Extracted records
'''

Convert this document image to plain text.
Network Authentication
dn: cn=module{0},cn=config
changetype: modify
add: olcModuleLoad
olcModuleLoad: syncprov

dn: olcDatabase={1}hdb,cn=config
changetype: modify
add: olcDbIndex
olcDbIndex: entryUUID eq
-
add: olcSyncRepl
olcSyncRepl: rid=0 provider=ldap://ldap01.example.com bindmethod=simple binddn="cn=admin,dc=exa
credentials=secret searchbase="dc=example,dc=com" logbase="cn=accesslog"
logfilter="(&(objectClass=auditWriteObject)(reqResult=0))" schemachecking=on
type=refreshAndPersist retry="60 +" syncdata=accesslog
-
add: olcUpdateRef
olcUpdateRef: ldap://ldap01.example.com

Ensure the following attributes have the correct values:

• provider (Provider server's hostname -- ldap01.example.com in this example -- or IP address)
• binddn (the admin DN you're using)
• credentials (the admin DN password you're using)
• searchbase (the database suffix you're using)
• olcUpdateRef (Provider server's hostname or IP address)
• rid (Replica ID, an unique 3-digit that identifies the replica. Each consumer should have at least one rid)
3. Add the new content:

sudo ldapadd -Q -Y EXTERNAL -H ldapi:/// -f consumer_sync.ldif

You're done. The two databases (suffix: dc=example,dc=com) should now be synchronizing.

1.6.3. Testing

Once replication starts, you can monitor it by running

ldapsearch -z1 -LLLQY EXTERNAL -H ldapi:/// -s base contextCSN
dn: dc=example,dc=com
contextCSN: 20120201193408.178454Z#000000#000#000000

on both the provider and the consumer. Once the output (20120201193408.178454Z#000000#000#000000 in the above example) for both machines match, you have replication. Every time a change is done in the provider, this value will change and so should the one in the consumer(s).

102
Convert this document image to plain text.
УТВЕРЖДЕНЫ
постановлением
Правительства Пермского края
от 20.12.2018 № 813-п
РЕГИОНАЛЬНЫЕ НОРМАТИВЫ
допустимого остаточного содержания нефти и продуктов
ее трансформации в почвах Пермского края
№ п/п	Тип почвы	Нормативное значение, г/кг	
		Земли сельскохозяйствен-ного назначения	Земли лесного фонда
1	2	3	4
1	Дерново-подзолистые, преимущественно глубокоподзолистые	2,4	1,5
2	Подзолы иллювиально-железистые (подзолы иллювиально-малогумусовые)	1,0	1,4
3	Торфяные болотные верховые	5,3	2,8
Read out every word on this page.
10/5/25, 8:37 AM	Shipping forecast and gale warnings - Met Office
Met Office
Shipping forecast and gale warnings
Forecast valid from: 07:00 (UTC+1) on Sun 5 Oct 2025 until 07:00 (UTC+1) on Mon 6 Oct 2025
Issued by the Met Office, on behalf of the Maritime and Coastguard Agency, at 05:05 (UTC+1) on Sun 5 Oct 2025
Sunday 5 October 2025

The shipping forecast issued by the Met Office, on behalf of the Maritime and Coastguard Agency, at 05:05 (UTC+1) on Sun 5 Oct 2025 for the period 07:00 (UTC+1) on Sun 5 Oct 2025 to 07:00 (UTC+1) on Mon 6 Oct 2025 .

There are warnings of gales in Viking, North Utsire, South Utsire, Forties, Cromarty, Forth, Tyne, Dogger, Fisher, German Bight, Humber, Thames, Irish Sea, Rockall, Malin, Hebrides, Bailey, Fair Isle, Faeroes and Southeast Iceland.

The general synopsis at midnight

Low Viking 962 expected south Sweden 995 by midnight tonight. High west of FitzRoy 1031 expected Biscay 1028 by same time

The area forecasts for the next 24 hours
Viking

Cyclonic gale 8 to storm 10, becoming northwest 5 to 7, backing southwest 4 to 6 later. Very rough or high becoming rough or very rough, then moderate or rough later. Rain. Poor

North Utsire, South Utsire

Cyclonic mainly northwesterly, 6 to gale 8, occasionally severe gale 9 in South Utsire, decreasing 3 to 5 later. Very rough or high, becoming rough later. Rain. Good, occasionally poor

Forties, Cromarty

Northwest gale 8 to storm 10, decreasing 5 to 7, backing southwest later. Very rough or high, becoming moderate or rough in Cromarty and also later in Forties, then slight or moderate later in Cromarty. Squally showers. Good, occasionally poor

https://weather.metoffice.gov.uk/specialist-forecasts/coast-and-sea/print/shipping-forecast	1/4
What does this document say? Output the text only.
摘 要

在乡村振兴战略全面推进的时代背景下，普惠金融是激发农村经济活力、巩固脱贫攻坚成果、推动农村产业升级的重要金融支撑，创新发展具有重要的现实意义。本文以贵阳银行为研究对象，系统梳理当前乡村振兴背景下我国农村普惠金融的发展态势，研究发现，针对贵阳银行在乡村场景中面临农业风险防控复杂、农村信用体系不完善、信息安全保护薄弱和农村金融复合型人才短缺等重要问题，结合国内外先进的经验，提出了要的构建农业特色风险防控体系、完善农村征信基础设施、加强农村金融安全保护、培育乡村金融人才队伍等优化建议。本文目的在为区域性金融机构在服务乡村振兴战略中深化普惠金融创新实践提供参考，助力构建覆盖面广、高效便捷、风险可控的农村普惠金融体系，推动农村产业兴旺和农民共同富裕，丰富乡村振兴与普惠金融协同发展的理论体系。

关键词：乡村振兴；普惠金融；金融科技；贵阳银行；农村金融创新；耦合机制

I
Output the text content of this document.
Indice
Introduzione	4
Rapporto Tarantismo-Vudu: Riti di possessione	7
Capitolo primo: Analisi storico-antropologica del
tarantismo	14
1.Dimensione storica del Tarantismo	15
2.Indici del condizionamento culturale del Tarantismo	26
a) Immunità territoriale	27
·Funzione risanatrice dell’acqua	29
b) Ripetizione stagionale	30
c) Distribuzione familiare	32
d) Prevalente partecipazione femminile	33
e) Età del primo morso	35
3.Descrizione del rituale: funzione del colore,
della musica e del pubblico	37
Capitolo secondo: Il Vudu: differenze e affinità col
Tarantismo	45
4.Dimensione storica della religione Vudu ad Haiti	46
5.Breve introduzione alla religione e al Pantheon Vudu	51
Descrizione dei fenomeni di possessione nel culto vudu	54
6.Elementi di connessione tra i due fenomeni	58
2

'''

• **Your instructions**
Would you reproduce the material above in full, exactly as given?

• **Exercise result**
Convert this document image to plain text.
Network Authentication
dn: cn=module{0},cn=config
changetype: modify
add: olcModuleLoad
olcModuleLoad: syncprov

dn: olcDatabase={1}hdb,cn=config
changetype: modify
add: olcDbIndex
olcDbIndex: entryUUID eq
-
add: olcSyncRepl
olcSyncRepl: rid=0 provider=ldap://ldap01.example.com bindmethod=simple binddn="cn=admin,dc=exa
credentials=secret searchbase="dc=example,dc=com" logbase="cn=accesslog"
logfilter="(&(objectClass=auditWriteObject)(reqResult=0))" schemachecking=on
type=refreshAndPersist retry="60 +" syncdata=accesslog
-
add: olcUpdateRef
olcUpdateRef: ldap://ldap01.example.com

Ensure the following attributes have the correct values:

• provider (Provider server's hostname -- ldap01.example.com in this example -- or IP address)
• binddn (the admin DN you're using)
• credentials (the admin DN password you're using)
• searchbase (the database suffix you're using)
• olcUpdateRef (Provider server's hostname or IP address)
• rid (Replica ID, an unique 3-digit that identifies the replica. Each consumer should have at least one rid)
3. Add the new content:

sudo ldapadd -Q -Y EXTERNAL -H ldapi:/// -f consumer_sync.ldif

You're done. The two databases (suffix: dc=example,dc=com) should now be synchronizing.

1.6.3. Testing

Once replication starts, you can monitor it by running

ldapsearch -z1 -LLLQY EXTERNAL -H ldapi:/// -s base contextCSN
dn: dc=example,dc=com
contextCSN: 20120201193408.178454Z#000000#000#000000

on both the provider and the consumer. Once the output (20120201193408.178454Z#000000#000#000000 in the above example) for both machines match, you have replication. Every time a change is done in the provider, this value will change and so should the one in the consumer(s).

102
Convert this document image to plain text.
УТВЕРЖДЕНЫ
постановлением
Правительства Пермского края
от 20.12.2018 № 813-п
РЕГИОНАЛЬНЫЕ НОРМАТИВЫ
допустимого остаточного содержания нефти и продуктов
ее трансформации в почвах Пермского края
№ п/п	Тип почвы	Нормативное значение, г/кг	
		Земли сельскохозяйствен-ного назначения	Земли лесного фонда
1	2	3	4
1	Дерново-подзолистые, преимущественно глубокоподзолистые	2,4	1,5
2	Подзолы иллювиально-железистые (подзолы иллювиально-малогумусовые)	1,0	1,4
3	Торфяные болотные верховые	5,3	2,8
Read out every word on this page.
10/5/25, 8:37 AM	Shipping forecast and gale warnings - Met Office
Met Office
Shipping forecast and gale warnings
Forecast valid from: 07:00 (UTC+1) on Sun 5 Oct 2025 until 07:00 (UTC+1) on Mon 6 Oct 2025
Issued by the Met Office, on behalf of the Maritime and Coastguard Agency, at 05:05 (UTC+1) on Sun 5 Oct 2025
Sunday 5 October 2025

The shipping forecast issued by the Met Office, on behalf of the Maritime and Coastguard Agency, at 05:05 (UTC+1) on Sun 5 Oct 2025 for the period 07:00 (UTC+1) on Sun 5 Oct 2025 to 07:00 (UTC+1) on Mon 6 Oct 2025 .

There are warnings of gales in Viking, North Utsire, South Utsire, Forties, Cromarty, Forth, Tyne, Dogger, Fisher, German Bight, Humber, Thames, Irish Sea, Rockall, Malin, Hebrides, Bailey, Fair Isle, Faeroes and Southeast Iceland.

The general synopsis at midnight

Low Viking 962 expected south Sweden 995 by midnight tonight. High west of FitzRoy 1031 expected Biscay 1028 by same time

The area forecasts for the next 24 hours
Viking

Cyclonic gale 8 to storm 10, becoming northwest 5 to 7, backing southwest 4 to 6 later. Very rough or high becoming rough or very rough, then moderate or rough later. Rain. Poor

North Utsire, South Utsire

Cyclonic mainly northwesterly, 6 to gale 8, occasionally severe gale 9 in South Utsire, decreasing 3 to 5 later. Very rough or high, becoming rough later. Rain. Good, occasionally poor

Forties, Cromarty

Northwest gale 8 to storm 10, decreasing 5 to 7, backing southwest later. Very rough or high, becoming moderate or rough in Cromarty and also later in Forties, then slight or moderate later in Cromarty. Squally showers. Good, occasionally poor

https://weather.metoffice.gov.uk/specialist-forecasts/coast-and-sea/print/shipping-forecast	1/4
What does this document say? Output the text only.
摘 要

在乡村振兴战略全面推进的时代背景下，普惠金融是激发农村经济活力、巩固脱贫攻坚成果、推动农村产业升级的重要金融支撑，创新发展具有重要的现实意义。本文以贵阳银行为研究对象，系统梳理当前乡村振兴背景下我国农村普惠金融的发展态势，研究发现，针对贵阳银行在乡村场景中面临农业风险防控复杂、农村信用体系不完善、信息安全保护薄弱和农村金融复合型人才短缺等重要问题，结合国内外先进的经验，提出了要的构建农业特色风险防控体系、完善农村征信基础设施、加强农村金融安全保护、培育乡村金融人才队伍等优化建议。本文目的在为区域性金融机构在服务乡村振兴战略中深化普惠金融创新实践提供参考，助力构建覆盖面广、高效便捷、风险可控的农村普惠金融体系，推动农村产业兴旺和农民共同富裕，丰富乡村振兴与普惠金融协同发展的理论体系。

关键词：乡村振兴；普惠金融；金融科技；贵阳银行；农村金融创新；耦合机制

I
Output the text content of this document.
Indice
Introduzione	4
Rapporto Tarantismo-Vudu: Riti di possessione	7
Capitolo primo: Analisi storico-antropologica del
tarantismo	14
1.Dimensione storica del Tarantismo	15
2.Indici del condizionamento culturale del Tarantismo	26
a) Immunità territoriale	27
·Funzione risanatrice dell’acqua	29
b) Ripetizione stagionale	30
c) Distribuzione familiare	32
d) Prevalente partecipazione femminile	33
e) Età del primo morso	35
3.Descrizione del rituale: funzione del colore,
della musica e del pubblico	37
Capitolo secondo: Il Vudu: differenze e affinità col
Tarantismo	45
4.Dimensione storica della religione Vudu ad Haiti	46
5.Breve introduzione alla religione e al Pantheon Vudu	51
Descrizione dei fenomeni di possessione nel culto vudu	54
6.Elementi di connessione tra i due fenomeni	58
2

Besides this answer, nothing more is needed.